=== Assignment ===
Translate into Spanish this sentence from the text on LDL and platelet secretion: "Similar stimulation by LDL was seen when secretion was induced by the thrombin receptor-activating peptide."

Selected extract below:

Low-density lipoprotein enhances platelet secretion via integrin-αIIBβ3-mediated signaling

LDL is known to increase the sensitivity of human platelets for agonists and to induce aggregation and secretion independently at high concentrations, but its mechanism of action is largely obscure. To clarify how LDL increases platelet sensitivity, cells were incubated in lipoprotein-poof plasma and treated with collagen at a concentration that induced approximate to 20% secretion of C-14-serotonin. Preincubation with LDL (30 minutes at 37 degrees C) enhanced secretion in a dose-dependent manner to 60+/-14% at a concentration of 2 g LDL protein/L. Similar stimulation by LDL was seen when secretion was induced by the thrombin receptor-activating peptide. This enhancement was strongly reduced (1) in the presence of monoclonal antibody PAC1 against activated alpha(IIb)beta(3), a polyclonal antibody against alpha(IIb), and in the presence of the fibrinogen peptides GRGDS and HHLGGAKQAGDV; (2) in alpha(IIb)beta(3)-deficient platelets; and (3) after dissociation of alpha(IIb)beta(3). In contrast, binding of I-125-LDL to normal platelets in the presence of PAC1, anti-alpha(IIb), GRGDS, and HHLGGAKQAGDV, and to alpha(IIb)beta(3)-deficient platelets was normal. LDL increased the surface expression of fibrinogen in lipoprotein-poor plasma and fibrinogen-free medium, suggesting that extracellular and granular fibrinogen bind to alpha(IIb)beta(3) after platelet-LDL interaction. Platelets deficient in fibrinogen (<0.5% of normal) or von Willebrand Factor (<1% of normal) but containing normal amounts of other ligands for alpha(IIb)beta(3) preserved responsiveness to LDL, indicating that occupancy of alpha(IIb)beta(3) was not restricted to fibrinogen. Inhibition of protein kinase C (bisindolylmaleimide) diminished fibrinogen binding and sensitization by LDL; inhibition of tyrosine kinases (herbimycin A) left fibrinogen binding unchanged but diminished sensitization by LDL. We conclude that an increased concentration of LDL, such as observed in homozygous familial hypercholesterolemia, sensitizes platelets to stimulation by collagen and thrombin receptor-activating peptide via ligand-induced outside-in signaling through integrin-alpha(IIb)beta(3).

End of Selected extract.
Dataset content below:

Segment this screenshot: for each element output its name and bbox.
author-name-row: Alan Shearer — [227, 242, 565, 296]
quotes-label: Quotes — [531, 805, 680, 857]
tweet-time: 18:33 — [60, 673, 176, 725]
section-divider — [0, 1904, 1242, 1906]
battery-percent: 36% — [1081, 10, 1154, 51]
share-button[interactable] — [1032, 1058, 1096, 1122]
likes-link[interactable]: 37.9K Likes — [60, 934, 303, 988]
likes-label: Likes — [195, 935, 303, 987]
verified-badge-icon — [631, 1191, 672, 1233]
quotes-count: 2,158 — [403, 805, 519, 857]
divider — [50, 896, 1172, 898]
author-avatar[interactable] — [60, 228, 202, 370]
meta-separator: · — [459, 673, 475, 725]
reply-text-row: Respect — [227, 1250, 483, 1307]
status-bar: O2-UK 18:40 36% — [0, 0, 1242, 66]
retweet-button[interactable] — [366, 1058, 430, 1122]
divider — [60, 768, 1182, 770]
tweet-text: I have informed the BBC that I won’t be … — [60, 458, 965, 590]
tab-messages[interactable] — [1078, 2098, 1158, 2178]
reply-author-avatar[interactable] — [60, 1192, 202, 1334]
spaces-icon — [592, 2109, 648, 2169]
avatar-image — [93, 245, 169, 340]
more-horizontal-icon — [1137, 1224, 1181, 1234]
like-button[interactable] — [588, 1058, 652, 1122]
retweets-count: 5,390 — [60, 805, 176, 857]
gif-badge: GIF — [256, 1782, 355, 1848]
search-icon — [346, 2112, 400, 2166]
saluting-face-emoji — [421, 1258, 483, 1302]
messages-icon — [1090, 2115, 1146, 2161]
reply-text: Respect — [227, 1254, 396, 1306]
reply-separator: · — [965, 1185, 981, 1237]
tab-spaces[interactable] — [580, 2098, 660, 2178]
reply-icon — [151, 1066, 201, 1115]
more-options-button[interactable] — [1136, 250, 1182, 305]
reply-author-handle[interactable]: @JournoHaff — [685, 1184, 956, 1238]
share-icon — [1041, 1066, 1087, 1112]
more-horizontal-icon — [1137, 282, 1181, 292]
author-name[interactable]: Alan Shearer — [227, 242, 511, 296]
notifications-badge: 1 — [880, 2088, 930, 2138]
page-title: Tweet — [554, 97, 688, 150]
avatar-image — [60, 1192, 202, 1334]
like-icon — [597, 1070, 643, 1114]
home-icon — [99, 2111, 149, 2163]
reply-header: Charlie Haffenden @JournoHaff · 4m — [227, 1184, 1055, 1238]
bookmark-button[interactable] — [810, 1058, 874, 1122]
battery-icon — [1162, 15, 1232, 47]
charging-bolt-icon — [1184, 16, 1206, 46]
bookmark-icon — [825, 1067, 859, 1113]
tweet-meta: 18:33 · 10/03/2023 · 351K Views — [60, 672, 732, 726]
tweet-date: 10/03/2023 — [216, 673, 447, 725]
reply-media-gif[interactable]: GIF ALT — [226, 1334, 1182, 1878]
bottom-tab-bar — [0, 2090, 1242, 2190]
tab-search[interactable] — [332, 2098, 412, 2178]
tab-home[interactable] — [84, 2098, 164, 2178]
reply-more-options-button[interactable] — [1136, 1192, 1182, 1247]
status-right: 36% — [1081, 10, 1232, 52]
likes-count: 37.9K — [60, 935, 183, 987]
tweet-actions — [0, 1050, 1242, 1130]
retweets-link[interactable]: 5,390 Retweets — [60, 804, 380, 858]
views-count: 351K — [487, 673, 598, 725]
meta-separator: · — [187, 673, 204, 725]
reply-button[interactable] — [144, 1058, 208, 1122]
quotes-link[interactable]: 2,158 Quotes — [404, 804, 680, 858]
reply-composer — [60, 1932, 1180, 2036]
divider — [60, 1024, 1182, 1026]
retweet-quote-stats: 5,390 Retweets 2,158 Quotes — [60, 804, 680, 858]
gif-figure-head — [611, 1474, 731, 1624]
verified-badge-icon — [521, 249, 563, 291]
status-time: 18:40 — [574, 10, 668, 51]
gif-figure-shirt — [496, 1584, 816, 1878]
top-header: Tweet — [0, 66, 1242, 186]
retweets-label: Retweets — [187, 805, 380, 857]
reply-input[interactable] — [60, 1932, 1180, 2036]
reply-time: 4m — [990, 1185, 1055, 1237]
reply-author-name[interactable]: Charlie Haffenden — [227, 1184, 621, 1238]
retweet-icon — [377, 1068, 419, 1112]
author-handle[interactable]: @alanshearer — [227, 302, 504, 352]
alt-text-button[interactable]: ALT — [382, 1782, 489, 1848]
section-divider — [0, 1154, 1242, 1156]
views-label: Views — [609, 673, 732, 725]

End of Dataset content.

=== Task answer ===
Se observó una estimulación similar por la LDL cuando la secreción fue inducida por el péptido activador del receptor de trombina.